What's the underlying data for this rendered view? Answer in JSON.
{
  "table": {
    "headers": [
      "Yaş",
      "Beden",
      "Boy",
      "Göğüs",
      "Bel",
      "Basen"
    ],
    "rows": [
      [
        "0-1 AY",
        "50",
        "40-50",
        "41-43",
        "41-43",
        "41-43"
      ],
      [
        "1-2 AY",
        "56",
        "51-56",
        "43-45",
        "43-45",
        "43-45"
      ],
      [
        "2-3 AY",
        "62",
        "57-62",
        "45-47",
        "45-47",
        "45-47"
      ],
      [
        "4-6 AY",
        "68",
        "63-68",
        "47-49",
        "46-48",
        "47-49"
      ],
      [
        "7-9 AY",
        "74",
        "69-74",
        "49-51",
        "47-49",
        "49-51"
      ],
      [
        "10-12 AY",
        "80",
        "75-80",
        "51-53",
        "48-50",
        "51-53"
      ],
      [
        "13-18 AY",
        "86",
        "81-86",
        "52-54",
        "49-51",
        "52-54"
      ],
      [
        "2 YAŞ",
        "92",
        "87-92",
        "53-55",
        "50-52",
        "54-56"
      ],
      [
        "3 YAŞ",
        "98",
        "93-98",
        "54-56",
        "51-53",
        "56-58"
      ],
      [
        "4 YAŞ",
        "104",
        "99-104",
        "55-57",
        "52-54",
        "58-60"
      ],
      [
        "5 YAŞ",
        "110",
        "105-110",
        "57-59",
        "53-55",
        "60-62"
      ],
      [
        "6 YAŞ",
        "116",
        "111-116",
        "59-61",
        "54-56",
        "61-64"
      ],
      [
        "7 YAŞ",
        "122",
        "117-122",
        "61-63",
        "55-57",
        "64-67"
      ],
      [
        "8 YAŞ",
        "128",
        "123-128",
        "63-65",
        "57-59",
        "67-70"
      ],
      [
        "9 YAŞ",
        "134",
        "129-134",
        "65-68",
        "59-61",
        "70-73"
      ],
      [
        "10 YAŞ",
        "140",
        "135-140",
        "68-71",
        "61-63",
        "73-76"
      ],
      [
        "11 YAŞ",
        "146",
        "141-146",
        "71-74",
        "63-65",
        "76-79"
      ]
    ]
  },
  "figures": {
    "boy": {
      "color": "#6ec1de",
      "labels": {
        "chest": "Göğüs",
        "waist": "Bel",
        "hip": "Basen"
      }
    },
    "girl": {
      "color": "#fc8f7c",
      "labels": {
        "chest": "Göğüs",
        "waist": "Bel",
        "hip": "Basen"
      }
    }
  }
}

○ ○ ○

-- Job --
Quote every entry exactly.

-- Expected output --
What's the underlying data for this rendered view? Answer in JSON.
{
  "table": {
    "headers": [
      "Yaş",
      "Beden",
      "Boy",
      "Göğüs",
      "Bel",
      "Basen"
    ],
    "rows": [
      [
        "0-1 AY",
        "50",
        "40-50",
        "41-43",
        "41-43",
        "41-43"
      ],
      [
        "1-2 AY",
        "56",
        "51-56",
        "43-45",
        "43-45",
        "43-45"
      ],
      [
        "2-3 AY",
        "62",
        "57-62",
        "45-47",
        "45-47",
        "45-47"
      ],
      [
        "4-6 AY",
        "68",
        "63-68",
        "47-49",
        "46-48",
        "47-49"
      ],
      [
        "7-9 AY",
        "74",
        "69-74",
        "49-51",
        "47-49",
        "49-51"
      ],
      [
        "10-12 AY",
        "80",
        "75-80",
        "51-53",
        "48-50",
        "51-53"
      ],
      [
        "13-18 AY",
        "86",
        "81-86",
        "52-54",
        "49-51",
        "52-54"
      ],
      [
        "2 YAŞ",
        "92",
        "87-92",
        "53-55",
        "50-52",
        "54-56"
      ],
      [
        "3 YAŞ",
        "98",
        "93-98",
        "54-56",
        "51-53",
        "56-58"
      ],
      [
        "4 YAŞ",
        "104",
        "99-104",
        "55-57",
        "52-54",
        "58-60"
      ],
      [
        "5 YAŞ",
        "110",
        "105-110",
        "57-59",
        "53-55",
        "60-62"
      ],
      [
        "6 YAŞ",
        "116",
        "111-116",
        "59-61",
        "54-56",
        "61-64"
      ],
      [
        "7 YAŞ",
        "122",
        "117-122",
        "61-63",
        "55-57",
        "64-67"
      ],
      [
        "8 YAŞ",
        "128",
        "123-128",
        "63-65",
        "57-59",
        "67-70"
      ],
      [
        "9 YAŞ",
        "134",
        "129-134",
        "65-68",
        "59-61",
        "70-73"
      ],
      [
        "10 YAŞ",
        "140",
        "135-140",
        "68-71",
        "61-63",
        "73-76"
      ],
      [
        "11 YAŞ",
        "146",
        "141-146",
        "71-74",
        "63-65",
        "76-79"
      ]
    ]
  },
  "figures": {
    "boy": {
      "color": "#6ec1de",
      "labels": {
        "chest": "Göğüs",
        "waist": "Bel",
        "hip": "Basen"
      }
    },
    "girl": {
      "color": "#fc8f7c",
      "labels": {
        "chest": "Göğüs",
        "waist": "Bel",
        "hip": "Basen"
      }
    }
  }
}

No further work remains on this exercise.